### What this task involves
Say how many lines contain the word "кислорода" and give no other text.

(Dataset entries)
>>>
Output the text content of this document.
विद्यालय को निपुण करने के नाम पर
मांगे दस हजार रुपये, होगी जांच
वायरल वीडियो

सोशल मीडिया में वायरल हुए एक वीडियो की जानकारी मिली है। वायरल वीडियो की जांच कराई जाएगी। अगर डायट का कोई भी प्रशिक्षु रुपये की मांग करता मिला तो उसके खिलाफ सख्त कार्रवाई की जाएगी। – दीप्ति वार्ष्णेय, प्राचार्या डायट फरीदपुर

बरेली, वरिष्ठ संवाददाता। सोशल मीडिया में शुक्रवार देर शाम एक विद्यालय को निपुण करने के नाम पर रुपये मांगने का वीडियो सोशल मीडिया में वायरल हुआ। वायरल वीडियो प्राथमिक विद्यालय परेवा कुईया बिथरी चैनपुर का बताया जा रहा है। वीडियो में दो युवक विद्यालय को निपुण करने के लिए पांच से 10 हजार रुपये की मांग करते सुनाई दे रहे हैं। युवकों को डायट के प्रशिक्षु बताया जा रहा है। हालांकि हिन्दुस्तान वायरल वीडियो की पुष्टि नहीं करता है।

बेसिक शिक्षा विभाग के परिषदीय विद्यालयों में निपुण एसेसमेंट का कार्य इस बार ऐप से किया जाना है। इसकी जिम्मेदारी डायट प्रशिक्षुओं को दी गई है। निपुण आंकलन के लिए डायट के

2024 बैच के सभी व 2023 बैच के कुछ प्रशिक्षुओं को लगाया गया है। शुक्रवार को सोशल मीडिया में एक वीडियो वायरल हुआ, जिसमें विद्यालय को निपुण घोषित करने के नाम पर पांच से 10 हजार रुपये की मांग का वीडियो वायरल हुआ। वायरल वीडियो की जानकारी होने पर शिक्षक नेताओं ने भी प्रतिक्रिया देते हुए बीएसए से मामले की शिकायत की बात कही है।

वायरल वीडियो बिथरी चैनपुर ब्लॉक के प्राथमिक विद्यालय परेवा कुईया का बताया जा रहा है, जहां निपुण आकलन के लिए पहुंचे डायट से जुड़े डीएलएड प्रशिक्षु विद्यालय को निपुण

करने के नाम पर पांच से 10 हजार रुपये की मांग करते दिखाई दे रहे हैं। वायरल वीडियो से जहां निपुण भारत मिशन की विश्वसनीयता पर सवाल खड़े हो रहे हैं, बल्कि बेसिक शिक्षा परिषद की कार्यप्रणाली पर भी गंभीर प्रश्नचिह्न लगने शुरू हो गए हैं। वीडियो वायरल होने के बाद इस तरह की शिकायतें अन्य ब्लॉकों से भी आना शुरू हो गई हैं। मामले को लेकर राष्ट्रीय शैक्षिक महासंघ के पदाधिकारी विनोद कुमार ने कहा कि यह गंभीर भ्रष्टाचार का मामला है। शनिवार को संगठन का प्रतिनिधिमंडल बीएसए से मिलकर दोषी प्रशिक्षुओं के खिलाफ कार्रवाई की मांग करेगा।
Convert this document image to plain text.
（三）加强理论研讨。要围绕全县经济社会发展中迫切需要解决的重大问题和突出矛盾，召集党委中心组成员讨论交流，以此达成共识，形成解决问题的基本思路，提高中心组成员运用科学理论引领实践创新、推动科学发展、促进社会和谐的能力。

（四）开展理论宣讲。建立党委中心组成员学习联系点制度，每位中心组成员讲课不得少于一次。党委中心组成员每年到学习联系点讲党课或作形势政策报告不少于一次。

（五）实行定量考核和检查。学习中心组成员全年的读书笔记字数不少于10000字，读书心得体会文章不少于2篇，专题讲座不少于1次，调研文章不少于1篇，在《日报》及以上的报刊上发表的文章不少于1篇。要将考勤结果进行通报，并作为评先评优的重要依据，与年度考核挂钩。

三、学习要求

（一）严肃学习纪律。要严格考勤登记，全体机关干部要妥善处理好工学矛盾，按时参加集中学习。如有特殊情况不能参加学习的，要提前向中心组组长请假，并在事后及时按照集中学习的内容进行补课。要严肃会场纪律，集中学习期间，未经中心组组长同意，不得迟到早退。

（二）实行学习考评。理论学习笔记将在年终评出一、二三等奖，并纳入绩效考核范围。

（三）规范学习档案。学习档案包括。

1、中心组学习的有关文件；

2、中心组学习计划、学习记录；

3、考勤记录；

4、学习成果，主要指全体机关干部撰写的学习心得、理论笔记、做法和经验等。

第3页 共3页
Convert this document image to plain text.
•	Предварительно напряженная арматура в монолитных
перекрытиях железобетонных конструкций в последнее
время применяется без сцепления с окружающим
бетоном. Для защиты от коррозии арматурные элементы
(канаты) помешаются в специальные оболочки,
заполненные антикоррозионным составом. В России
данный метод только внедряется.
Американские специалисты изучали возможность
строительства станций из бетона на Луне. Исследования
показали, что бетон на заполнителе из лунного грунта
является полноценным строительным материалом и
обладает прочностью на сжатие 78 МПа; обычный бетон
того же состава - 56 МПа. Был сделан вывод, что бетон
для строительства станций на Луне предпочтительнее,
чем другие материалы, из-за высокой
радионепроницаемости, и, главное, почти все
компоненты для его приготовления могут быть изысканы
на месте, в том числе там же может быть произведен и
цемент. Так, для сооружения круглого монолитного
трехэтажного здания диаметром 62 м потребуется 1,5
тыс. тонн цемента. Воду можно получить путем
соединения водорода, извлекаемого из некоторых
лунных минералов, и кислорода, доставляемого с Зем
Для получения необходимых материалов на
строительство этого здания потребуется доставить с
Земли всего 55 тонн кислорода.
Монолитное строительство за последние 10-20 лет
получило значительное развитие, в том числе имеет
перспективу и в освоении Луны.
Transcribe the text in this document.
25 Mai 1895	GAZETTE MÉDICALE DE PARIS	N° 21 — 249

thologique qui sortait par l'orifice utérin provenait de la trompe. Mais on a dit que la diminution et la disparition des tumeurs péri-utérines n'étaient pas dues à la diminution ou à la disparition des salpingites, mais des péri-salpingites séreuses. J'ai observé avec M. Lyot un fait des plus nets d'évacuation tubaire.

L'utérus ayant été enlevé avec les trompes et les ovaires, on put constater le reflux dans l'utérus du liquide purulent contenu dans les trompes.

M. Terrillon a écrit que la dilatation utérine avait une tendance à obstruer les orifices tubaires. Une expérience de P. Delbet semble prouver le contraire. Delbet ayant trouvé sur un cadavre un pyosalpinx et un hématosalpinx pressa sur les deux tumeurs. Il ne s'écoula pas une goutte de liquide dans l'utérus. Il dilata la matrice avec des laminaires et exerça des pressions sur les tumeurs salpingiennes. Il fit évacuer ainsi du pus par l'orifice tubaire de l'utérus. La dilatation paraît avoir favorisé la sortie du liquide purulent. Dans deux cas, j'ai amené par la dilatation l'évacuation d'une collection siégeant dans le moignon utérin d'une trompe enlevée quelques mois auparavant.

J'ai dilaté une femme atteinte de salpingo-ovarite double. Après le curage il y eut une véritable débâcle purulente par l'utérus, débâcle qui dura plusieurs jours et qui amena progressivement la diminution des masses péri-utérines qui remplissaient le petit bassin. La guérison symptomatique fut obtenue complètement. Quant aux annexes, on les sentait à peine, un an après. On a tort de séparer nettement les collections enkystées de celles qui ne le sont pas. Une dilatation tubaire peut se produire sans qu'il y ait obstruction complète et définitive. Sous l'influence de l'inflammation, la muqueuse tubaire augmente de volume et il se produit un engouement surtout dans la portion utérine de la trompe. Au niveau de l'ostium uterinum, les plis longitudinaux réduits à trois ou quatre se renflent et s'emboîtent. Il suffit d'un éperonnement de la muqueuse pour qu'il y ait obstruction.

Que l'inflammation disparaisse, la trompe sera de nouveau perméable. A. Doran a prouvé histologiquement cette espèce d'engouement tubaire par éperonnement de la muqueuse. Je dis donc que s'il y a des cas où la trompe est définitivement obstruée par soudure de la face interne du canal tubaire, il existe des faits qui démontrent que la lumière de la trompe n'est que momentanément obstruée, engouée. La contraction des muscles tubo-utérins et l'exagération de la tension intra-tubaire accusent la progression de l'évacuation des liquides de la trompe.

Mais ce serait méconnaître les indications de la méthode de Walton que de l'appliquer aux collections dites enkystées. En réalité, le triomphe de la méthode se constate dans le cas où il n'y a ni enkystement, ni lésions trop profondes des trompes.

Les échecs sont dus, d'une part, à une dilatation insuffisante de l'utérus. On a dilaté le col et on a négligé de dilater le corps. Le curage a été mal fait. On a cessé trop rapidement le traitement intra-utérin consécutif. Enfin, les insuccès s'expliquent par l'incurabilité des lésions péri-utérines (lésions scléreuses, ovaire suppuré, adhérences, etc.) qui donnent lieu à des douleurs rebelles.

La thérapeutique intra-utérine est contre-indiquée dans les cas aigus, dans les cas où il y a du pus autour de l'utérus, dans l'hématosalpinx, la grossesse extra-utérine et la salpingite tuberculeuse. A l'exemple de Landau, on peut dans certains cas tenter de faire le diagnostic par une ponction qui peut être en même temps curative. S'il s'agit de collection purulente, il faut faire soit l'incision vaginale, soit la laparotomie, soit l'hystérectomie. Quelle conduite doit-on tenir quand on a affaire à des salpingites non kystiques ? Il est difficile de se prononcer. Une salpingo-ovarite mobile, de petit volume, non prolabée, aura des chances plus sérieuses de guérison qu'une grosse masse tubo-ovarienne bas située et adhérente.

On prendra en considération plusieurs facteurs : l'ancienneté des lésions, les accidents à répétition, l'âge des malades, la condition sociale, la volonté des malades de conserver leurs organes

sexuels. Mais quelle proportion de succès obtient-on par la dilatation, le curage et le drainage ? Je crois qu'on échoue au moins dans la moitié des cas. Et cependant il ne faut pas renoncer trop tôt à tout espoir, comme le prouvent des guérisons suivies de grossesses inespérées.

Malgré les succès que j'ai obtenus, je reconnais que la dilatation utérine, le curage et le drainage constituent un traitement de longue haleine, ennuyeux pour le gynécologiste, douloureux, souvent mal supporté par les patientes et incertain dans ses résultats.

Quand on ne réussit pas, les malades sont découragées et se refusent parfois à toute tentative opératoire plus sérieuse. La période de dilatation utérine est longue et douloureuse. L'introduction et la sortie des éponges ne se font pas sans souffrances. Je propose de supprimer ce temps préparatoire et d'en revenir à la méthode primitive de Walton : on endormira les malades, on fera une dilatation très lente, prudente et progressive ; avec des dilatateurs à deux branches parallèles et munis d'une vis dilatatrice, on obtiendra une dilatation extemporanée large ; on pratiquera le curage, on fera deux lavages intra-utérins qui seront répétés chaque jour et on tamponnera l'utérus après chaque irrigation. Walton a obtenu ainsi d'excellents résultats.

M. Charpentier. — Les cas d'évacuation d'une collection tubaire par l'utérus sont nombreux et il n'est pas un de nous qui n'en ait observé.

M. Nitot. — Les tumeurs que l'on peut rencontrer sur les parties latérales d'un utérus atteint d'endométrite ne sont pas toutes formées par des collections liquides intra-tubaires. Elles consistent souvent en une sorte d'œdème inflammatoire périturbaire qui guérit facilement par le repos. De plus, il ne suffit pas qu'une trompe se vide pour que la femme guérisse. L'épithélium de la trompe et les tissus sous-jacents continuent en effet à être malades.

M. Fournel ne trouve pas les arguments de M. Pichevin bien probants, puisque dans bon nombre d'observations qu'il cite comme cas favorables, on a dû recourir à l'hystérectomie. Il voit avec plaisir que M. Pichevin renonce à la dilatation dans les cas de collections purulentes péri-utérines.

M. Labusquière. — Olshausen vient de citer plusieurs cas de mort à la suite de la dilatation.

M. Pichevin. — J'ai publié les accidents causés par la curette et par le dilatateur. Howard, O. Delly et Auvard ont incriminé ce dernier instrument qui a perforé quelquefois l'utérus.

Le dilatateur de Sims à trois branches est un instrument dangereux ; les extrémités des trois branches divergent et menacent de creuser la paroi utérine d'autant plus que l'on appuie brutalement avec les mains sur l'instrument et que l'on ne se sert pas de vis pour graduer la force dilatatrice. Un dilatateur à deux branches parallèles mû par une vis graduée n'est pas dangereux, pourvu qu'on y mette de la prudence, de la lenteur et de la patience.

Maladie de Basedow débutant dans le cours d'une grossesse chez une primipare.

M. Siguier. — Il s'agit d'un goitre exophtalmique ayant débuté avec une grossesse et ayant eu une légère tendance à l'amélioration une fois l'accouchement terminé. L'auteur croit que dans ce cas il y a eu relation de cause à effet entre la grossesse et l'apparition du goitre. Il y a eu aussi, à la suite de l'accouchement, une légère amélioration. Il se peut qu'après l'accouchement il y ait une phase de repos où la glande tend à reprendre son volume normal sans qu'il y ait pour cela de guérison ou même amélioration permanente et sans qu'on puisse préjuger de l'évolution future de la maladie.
<<<
### Result below
2